Saved data entries
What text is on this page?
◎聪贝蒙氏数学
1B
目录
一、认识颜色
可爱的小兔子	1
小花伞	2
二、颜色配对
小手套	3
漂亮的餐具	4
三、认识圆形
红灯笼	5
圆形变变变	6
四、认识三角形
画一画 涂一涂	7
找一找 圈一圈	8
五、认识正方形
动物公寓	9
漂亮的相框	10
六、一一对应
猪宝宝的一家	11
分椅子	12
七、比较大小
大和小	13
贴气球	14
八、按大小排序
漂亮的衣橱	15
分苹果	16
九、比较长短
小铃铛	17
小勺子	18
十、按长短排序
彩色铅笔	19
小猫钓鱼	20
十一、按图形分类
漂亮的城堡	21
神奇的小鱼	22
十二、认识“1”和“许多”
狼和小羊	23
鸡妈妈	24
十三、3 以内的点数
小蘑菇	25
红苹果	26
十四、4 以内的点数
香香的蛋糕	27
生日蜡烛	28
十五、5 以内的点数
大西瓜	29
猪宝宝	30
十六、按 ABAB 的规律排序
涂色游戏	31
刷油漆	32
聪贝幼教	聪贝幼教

▶ [OBJECTIVE]:
Write the complete data out, exactly as above.

▶ [RIGHT ANSWER]:
What text is on this page?
◎聪贝蒙氏数学
1B
目录
一、认识颜色
可爱的小兔子	1
小花伞	2
二、颜色配对
小手套	3
漂亮的餐具	4
三、认识圆形
红灯笼	5
圆形变变变	6
四、认识三角形
画一画 涂一涂	7
找一找 圈一圈	8
五、认识正方形
动物公寓	9
漂亮的相框	10
六、一一对应
猪宝宝的一家	11
分椅子	12
七、比较大小
大和小	13
贴气球	14
八、按大小排序
漂亮的衣橱	15
分苹果	16
九、比较长短
小铃铛	17
小勺子	18
十、按长短排序
彩色铅笔	19
小猫钓鱼	20
十一、按图形分类
漂亮的城堡	21
神奇的小鱼	22
十二、认识“1”和“许多”
狼和小羊	23
鸡妈妈	24
十三、3 以内的点数
小蘑菇	25
红苹果	26
十四、4 以内的点数
香香的蛋糕	27
生日蜡烛	28
十五、5 以内的点数
大西瓜	29
猪宝宝	30
十六、按 ABAB 的规律排序
涂色游戏	31
刷油漆	32
聪贝幼教	聪贝幼教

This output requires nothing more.